** Start **
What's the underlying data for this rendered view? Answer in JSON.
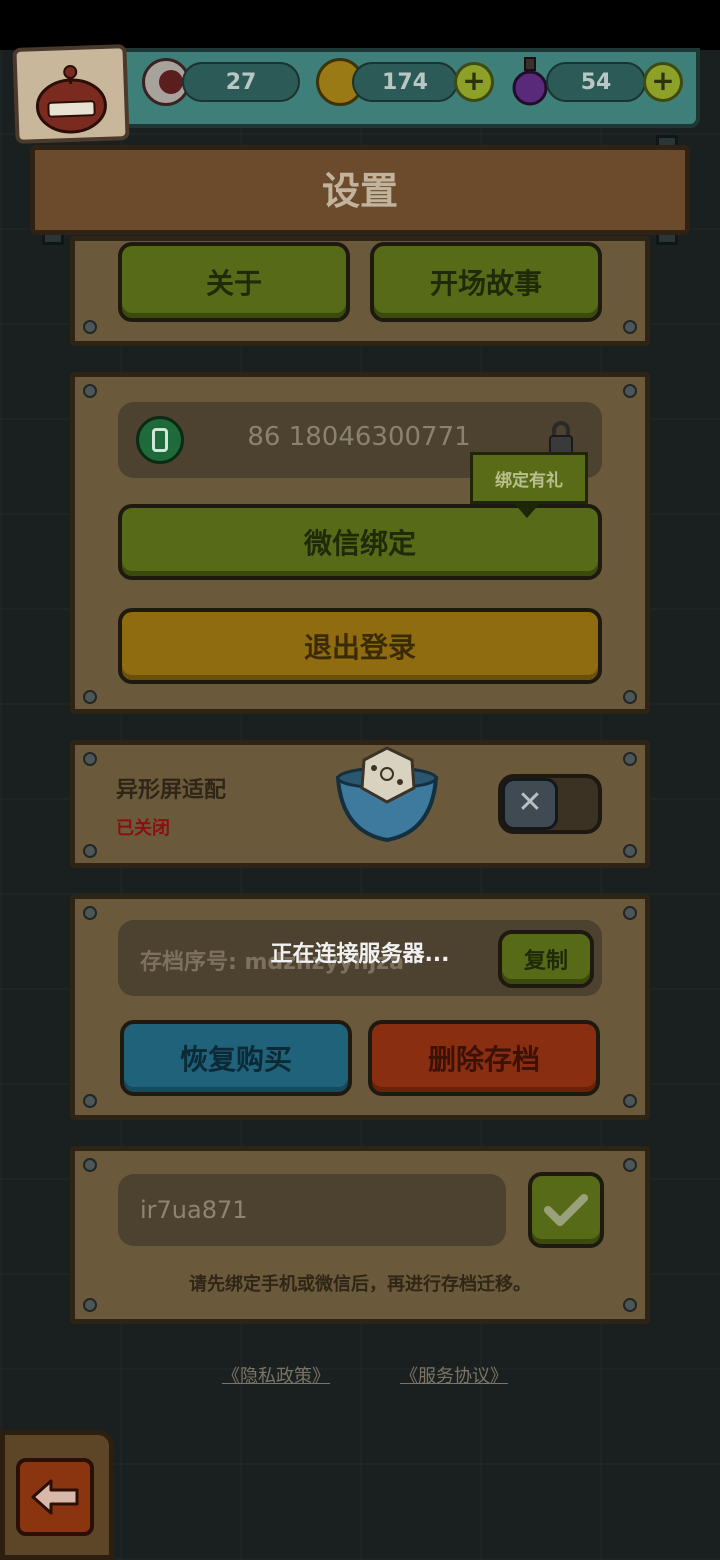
{
  "resources": {
    "eyes": "27",
    "coins": "174",
    "potions": "54"
  },
  "title": "设置",
  "top_buttons": {
    "about": "关于",
    "opening_story": "开场故事"
  },
  "account": {
    "phone": "86 18046300771",
    "tooltip": "绑定有礼",
    "wechat_bind": "微信绑定",
    "logout": "退出登录"
  },
  "notch_adapt": {
    "label": "异形屏适配",
    "status": "已关闭",
    "status_color": "#8a1010"
  },
  "save": {
    "id_label": "存档序号: mdzhzyyhjza",
    "copy": "复制",
    "restore_purchase": "恢复购买",
    "delete_save": "删除存档"
  },
  "migration": {
    "code_value": "ir7ua871",
    "hint": "请先绑定手机或微信后，再进行存档迁移。"
  },
  "links": {
    "privacy": "《隐私政策》",
    "service": "《服务协议》"
  },
  "loading": {
    "text": "正在连接服务器..."
  },
  "icons": {
    "eye": "eyeball-icon",
    "coin": "coin-icon",
    "potion": "potion-icon",
    "phone": "phone-icon",
    "lock": "lock-icon",
    "toggle": "x-icon",
    "confirm": "check-icon",
    "back": "back-arrow-icon",
    "loading": "dice-bowl-icon"
  }
}
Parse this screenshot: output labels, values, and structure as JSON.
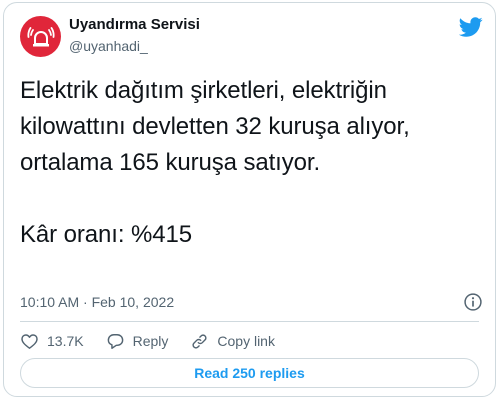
** End **
§ Task instructions: Give the entries again without a single change, but with no pictures.

§ Solution:
What's the underlying data for this rendered view? Answer in JSON.
{
  "resources": {
    "eyes": "27",
    "coins": "174",
    "potions": "54"
  },
  "title": "设置",
  "top_buttons": {
    "about": "关于",
    "opening_story": "开场故事"
  },
  "account": {
    "phone": "86 18046300771",
    "tooltip": "绑定有礼",
    "wechat_bind": "微信绑定",
    "logout": "退出登录"
  },
  "notch_adapt": {
    "label": "异形屏适配",
    "status": "已关闭",
    "status_color": "#8a1010"
  },
  "save": {
    "id_label": "存档序号: mdzhzyyhjza",
    "copy": "复制",
    "restore_purchase": "恢复购买",
    "delete_save": "删除存档"
  },
  "migration": {
    "code_value": "ir7ua871",
    "hint": "请先绑定手机或微信后，再进行存档迁移。"
  },
  "links": {
    "privacy": "《隐私政策》",
    "service": "《服务协议》"
  },
  "loading": {
    "text": "正在连接服务器..."
  },
  "icons": {
    "eye": "eyeball-icon",
    "coin": "coin-icon",
    "potion": "potion-icon",
    "phone": "phone-icon",
    "lock": "lock-icon",
    "toggle": "x-icon",
    "confirm": "check-icon",
    "back": "back-arrow-icon",
    "loading": "dice-bowl-icon"
  }
}
Parse this screenshot: output labels, values, and structure as JSON.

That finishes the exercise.